_Page_.
--- Begin ---

Review: Knives from the Pathfinder Knife Shop

Explore the Scorpion and the Camp & Trail by Pathfinder Knife Shop

Dave Canterbury and crew have been hard at it over the years, training students, designing gear for adventurers and creating knives that will most likely be heirlooms.

The Self Reliance Outfitters website has a list of five essential features that should be found in a survival knife: a full tang, a blade at least 5 inches long, be made of carbon steel with a 90-degree spine, and razor sharp.

The Scorpion (left) and Camp & Trail (right) from the Pathfinder Knife Shop. These two very rugged, fixed-blade knives offer a lifetime warranty.


Knives from the Pathfinder Knife Shop are made in Indianapolis, Indiana. The company provides a lifetime warranty on the blade. Two of its stellar, fixed-blade knives—the Scorpion and the Camp & Trail—were sent to me for review.

Both knives came wrapped in plastic to keep the oil on the blades. The sheath was separate in order to avoid getting gunky. Both feature curly maple handle scales, handsomely rugged, brown leather sheaths and legendary, 1095 high-carbon steel; and both have a rustic, forged finish that isn’t a coating.

The author used the Scorpion to make this Pathfinder School-style bucksaw the author saw in videos. Carving flat ends, V-notching, and splitting and cutting cordage were easy tasks with the knife. The Scorpion proved to be a tool that can help make other tools needed in camp.

The Camp & Trail knife is a favorite of the Pathfinder School’s lead instructor, Corporal Shawn Kelly, who also hosts the “Corporals Corner” YouTube channel. This old-timey-looking knife comes in at a hair more than 10 inches long overall and sports a 5½-inch blade that’s 3/32 inch thick (which happens to be my favorite for fixed-blade knives).

The Scorpion has the essence of a Scandinavian puukko knife—elegant and sleek. Its overall length is 9 inches, with a 4¼-inch blade. This one has a 1/8-inch-thick spine and a high Scandi grind.

These two rustic beauties were made for action, not talk, so off we went.

The Scorpion knife was used to make some quick stakes for the author’s tarp and as pilot sticks for making holes in the ground.


For me, the best way to get to know a tool or, for that matter, any piece of outdoor gear is to go out and use it as it was intended—in the woods. In fact, I was looking forward to using the Scorpion during various woods outings to craft implements for camp, including tools and fire.

In 2013, I saw a Dave Canterbury video showing a bucksaw he made with a saw blade, wood, cordage and key rings. This is the bucksaw style taught at the Pathfinder School, and I wanted to make this version with a Pathfinder knife. Enter the Scorpion (however, I had to enlist the help of another saw to get the main three pieces cut, which were stout).

The author made a Paiute deadfall using the Scorpion for some very fine notches and batoned the sticks to size with a lighter baton than the camp mallet.

From there on, it was all Scorpion and a baton. I made the V-notches in the vertical pieces by batoning into the greenwood at a slight angle and cleaned the notches up with the front of the blade where it narrows. The 1/8-inch spine offers a solid energy transfer; and, because I only went about a third of the way into the wood, it wasn’t considered “abuse.”

--- End ---

_Requirement 1_. According to the knife review, how long is the Scorpion's blade?
_Requirement 2_. Rewrite the passage of the knife review that begins with "In 2013, I saw" and ends with "which were stout).", putting "split rings" in place of "key rings".
The material plays no part in this work.

_Dataset rows_.

--- Begin ---

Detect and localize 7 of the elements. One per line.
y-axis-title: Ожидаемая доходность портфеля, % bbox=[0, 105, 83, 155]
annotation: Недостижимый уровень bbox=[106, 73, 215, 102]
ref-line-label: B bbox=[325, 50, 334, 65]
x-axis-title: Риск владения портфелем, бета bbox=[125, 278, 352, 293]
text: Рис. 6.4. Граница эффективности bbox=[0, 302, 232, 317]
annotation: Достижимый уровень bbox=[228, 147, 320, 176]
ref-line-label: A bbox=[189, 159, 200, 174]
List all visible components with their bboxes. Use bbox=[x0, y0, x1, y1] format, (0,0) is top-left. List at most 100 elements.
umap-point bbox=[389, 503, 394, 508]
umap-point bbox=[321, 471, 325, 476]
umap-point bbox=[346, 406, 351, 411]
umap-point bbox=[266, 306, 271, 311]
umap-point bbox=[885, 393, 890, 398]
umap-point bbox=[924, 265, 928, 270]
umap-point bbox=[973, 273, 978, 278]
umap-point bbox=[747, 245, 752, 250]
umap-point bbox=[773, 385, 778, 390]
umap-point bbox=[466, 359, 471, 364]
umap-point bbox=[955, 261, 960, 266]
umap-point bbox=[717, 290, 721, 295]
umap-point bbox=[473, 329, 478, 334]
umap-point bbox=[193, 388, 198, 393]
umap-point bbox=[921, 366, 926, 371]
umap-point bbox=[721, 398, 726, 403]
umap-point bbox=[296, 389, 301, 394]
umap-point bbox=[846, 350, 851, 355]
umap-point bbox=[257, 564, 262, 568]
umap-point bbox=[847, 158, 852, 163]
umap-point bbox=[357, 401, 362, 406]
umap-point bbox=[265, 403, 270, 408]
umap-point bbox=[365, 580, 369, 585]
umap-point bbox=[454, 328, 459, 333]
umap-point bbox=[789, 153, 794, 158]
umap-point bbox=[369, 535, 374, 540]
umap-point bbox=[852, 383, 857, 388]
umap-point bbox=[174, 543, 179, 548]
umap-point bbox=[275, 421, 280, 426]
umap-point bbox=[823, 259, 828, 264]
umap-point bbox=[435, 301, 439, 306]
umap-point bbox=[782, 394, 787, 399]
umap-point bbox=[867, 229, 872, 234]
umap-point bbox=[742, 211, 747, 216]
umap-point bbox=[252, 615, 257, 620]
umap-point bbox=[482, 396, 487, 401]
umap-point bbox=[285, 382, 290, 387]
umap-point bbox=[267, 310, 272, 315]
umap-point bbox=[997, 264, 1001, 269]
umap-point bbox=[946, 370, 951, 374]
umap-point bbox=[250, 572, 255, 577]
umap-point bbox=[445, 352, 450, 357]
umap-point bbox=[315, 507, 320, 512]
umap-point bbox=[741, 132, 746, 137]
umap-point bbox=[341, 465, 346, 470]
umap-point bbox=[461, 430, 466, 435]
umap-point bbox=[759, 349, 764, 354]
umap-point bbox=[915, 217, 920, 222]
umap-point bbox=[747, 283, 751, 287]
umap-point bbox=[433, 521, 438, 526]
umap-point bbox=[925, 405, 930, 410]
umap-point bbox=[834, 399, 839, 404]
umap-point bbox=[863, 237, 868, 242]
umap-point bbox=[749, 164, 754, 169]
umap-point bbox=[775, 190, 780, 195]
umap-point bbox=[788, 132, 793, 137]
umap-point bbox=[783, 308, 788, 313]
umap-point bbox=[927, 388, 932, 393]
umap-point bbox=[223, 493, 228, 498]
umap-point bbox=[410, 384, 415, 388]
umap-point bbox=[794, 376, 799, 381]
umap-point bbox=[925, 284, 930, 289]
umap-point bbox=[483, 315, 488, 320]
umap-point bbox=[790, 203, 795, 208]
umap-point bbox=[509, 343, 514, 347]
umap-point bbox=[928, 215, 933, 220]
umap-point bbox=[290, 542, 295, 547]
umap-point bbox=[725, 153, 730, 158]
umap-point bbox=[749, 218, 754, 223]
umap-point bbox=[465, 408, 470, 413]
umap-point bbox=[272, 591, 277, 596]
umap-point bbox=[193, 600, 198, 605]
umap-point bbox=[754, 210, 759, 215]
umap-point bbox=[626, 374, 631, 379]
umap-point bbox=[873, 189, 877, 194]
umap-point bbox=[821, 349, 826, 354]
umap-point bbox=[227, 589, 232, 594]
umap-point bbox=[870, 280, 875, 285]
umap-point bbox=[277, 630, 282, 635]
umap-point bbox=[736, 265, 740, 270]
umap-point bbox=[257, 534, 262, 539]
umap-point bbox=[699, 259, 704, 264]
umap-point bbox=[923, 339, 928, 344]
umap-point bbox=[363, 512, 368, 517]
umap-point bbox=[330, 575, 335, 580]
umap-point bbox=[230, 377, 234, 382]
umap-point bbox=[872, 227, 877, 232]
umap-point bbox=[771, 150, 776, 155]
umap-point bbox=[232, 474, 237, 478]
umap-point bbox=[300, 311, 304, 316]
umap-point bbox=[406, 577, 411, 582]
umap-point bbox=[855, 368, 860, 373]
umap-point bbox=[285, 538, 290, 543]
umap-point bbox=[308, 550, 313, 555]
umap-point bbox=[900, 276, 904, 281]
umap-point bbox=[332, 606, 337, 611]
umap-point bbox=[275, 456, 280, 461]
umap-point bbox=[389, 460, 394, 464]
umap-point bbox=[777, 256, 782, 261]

--- End ---

_Solution 1_. 4¼ inches.

_Solution 2_.
In 2013, I saw a Dave Canterbury video showing a bucksaw he made with a saw blade, wood, cordage and split rings. This is the bucksaw style taught at the Pathfinder School, and I wanted to make this version with a Pathfinder knife. Enter the Scorpion (however, I had to enlist the help of another saw to get the main three pieces cut, which were stout).